King's prose is also his greatest gift and curse here. Depending on the passage, he manages to lay out a detailed scene that makes minute details last for pages. At best, it creates a sense of dread and uncertainty that is necessary to make a story as heightened and soporific as this work. There is constant sense that childhood innocence is dying in favor of the dark perversity of adults. It lasts as a burden, serving as a deeper metaphor that may be also indicative of King's career before. He turned to horror as a way to express himself, which isn't far off from these characters. At its worse, the scenes linger on for too long and make intimate moments feel dull instead of significant. Still, it's fascinating to see his take on the epic in which everything is understood, but too much information is also given. As it stands, his frank details of childhood development can be a bit too sexual in ways that make any faithful filmed adaptation impossible to achieve without paying for lifetime therapy.
This may all be the point. King swings for the fences in a fashion that is astounding and covers every last base. Pennywise may be the central threat, but he explores every form of trauma and horror imaginable within these pages. He explores the desperation of the submissive types. He finds triumph in their ability to fight back. In some ways, he even manages to have one of the greatest and most optimistic endings of his career despite spending everything before the last dozen pages in a slump. He's brutal, but he's truthful to his characters. They evolve in ways so personal that it makes the ending as tragic as his work in "The Body." These characters worked so hard just to be happy, but other problems now come for them, and that comes from themselves.
The trouble is trying to figure out what stays and goes from King's large amount of filler here. In some ways, his world building skills alone warrant the fascinating detours that lead to nothing. Even the graphic and sexual content achieve at worst a memorable outcome. He may have issues dishing out equal punishment (female character Beverly's arc insists on a lot of sexual assault), but it creates the sense that the scariest thing about "IT" isn't clowns, but the community that allows creatures like Pennywise to exist in the first place to embody its every bad tendency. The story is a metaphor for childhood trauma, and it does so beautifully amid some extremely crass language and an extended riff on fart jokes. It's not King's best book, but it may be his most assured in ways that only epics are allowed to get away with. "IT" wouldn't be as scary without the extra unnecessary details. Even then, the amount of baffling content is hard to ignore. Pennywise alone makes this book worth reading, though it's likely that its somewhat dated mentality (white characters say racial slurs casually) and vulgarity may not as play well today. Still, if King was to be remembered for one book, "IT" covers all the bases nicely.

THE TASK: From the review of "IT" above, quote word for word the part that opens with the words containing "This may all" and closes with "comes from themselves.".

SUPPLIED ENTRIES:

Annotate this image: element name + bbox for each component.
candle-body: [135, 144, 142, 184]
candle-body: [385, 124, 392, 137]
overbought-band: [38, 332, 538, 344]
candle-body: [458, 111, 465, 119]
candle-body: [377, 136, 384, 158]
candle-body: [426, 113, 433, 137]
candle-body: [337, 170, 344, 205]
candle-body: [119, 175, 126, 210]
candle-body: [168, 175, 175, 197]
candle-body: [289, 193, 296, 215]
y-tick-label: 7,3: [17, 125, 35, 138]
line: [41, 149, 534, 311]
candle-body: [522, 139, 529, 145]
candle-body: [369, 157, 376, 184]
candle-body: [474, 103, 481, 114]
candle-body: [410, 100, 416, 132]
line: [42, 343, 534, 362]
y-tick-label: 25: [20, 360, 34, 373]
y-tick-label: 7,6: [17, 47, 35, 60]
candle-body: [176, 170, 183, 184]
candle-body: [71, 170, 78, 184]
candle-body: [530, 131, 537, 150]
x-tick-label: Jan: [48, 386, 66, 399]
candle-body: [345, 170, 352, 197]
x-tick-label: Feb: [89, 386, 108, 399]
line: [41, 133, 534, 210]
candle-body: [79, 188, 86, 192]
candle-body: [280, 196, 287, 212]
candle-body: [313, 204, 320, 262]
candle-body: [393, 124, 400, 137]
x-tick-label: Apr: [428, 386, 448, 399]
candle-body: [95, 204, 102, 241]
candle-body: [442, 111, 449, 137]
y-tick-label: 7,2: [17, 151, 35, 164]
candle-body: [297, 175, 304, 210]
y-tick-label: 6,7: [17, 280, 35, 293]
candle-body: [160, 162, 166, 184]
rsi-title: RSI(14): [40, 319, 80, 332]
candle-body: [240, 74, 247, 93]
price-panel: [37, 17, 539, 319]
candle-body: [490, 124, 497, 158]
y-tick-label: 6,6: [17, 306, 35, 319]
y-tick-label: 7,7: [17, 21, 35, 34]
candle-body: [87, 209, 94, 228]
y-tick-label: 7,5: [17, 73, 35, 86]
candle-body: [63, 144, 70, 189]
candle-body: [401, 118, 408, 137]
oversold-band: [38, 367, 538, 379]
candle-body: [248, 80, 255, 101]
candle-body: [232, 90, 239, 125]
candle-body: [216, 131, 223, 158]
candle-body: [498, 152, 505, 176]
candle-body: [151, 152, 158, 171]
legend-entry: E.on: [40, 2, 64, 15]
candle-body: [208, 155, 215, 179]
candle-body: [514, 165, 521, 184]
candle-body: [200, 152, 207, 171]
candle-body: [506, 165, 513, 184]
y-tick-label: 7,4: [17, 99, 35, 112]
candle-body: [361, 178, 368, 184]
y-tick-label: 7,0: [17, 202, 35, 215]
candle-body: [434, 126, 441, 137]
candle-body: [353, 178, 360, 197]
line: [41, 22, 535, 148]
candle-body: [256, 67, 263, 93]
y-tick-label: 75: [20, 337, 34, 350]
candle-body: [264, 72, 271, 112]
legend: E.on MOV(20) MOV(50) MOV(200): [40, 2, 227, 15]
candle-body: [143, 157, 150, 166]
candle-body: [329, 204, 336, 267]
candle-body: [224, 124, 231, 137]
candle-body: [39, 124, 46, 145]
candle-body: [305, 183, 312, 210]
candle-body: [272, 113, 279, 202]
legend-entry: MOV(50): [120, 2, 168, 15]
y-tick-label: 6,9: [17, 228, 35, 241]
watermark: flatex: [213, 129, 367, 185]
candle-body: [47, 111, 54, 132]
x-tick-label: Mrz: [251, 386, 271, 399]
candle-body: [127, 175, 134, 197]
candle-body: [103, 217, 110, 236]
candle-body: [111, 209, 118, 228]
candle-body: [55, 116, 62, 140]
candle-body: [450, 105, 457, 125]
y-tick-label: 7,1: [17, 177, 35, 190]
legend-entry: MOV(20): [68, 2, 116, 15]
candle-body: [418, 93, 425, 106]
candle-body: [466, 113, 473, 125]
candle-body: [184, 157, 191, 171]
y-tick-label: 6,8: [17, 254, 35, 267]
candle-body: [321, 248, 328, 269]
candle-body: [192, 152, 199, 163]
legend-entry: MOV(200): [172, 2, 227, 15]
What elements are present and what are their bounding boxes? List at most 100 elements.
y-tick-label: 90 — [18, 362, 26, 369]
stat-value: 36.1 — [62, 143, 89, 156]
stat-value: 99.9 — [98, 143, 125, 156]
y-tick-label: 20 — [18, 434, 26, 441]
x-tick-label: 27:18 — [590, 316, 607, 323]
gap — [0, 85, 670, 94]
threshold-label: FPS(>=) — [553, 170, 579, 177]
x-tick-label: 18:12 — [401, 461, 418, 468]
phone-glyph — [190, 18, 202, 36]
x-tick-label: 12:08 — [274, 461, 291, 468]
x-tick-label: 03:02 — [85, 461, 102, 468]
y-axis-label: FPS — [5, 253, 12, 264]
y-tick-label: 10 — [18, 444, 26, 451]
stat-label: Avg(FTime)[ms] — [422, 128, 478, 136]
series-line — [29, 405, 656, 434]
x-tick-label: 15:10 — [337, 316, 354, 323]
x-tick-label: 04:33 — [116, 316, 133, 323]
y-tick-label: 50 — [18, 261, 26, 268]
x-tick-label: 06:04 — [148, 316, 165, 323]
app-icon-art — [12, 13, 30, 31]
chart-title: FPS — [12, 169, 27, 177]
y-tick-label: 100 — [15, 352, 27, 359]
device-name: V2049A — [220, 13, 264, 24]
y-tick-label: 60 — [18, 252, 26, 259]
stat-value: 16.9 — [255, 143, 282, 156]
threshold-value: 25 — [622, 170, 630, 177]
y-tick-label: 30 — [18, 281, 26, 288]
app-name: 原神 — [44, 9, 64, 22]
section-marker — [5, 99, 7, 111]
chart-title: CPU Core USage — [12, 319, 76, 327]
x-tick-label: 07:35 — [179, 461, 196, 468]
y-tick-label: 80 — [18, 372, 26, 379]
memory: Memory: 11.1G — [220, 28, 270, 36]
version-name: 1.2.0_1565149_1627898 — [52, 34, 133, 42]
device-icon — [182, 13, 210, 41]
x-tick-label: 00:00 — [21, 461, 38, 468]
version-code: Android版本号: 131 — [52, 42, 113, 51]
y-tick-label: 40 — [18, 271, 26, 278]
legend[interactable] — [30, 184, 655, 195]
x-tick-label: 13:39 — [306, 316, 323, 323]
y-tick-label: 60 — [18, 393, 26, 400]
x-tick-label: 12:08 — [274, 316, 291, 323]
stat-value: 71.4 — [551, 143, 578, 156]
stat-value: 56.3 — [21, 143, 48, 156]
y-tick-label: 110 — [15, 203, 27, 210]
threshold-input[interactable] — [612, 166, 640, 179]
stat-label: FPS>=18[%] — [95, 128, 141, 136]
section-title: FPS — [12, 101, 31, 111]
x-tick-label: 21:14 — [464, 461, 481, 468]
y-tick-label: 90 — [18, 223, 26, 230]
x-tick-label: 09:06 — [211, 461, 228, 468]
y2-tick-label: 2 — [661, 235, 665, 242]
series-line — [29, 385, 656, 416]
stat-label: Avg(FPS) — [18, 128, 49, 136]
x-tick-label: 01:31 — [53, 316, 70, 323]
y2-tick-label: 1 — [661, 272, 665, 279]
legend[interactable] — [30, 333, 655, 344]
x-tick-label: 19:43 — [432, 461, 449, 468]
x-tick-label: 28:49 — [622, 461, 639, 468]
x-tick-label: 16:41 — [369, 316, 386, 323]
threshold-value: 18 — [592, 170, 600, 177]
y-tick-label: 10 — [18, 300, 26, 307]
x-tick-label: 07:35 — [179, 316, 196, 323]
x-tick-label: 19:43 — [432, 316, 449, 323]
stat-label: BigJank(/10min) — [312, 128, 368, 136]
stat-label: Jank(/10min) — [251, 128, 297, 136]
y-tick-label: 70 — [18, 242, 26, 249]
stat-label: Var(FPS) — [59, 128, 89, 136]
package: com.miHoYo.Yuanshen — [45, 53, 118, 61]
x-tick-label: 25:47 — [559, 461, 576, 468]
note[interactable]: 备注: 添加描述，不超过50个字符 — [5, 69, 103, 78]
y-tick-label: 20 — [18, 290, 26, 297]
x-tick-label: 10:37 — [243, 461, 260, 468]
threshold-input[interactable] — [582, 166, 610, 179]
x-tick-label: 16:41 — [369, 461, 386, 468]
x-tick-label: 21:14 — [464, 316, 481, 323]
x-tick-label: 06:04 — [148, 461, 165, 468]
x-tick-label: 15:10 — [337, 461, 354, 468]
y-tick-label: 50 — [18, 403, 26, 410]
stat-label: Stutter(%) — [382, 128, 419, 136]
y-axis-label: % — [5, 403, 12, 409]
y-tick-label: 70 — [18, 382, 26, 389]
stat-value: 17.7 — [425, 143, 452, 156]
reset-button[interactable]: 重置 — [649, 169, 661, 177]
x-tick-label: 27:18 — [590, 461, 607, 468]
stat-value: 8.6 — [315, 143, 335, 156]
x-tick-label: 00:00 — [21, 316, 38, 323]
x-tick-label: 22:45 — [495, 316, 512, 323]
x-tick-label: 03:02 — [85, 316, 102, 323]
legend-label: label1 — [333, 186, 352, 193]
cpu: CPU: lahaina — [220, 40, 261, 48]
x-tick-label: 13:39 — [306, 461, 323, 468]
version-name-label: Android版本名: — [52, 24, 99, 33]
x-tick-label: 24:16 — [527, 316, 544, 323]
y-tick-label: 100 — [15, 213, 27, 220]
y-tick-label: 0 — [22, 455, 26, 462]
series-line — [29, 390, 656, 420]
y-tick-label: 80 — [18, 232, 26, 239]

ANSWER BOX:
This may all be the point. King swings for the fences in a fashion that is astounding and covers every last base. Pennywise may be the central threat, but he explores every form of trauma and horror imaginable within these pages. He explores the desperation of the submissive types. He finds triumph in their ability to fight back. In some ways, he even manages to have one of the greatest and most optimistic endings of his career despite spending everything before the last dozen pages in a slump. He's brutal, but he's truthful to his characters. They evolve in ways so personal that it makes the ending as tragic as his work in "The Body." These characters worked so hard just to be happy, but other problems now come for them, and that comes from themselves.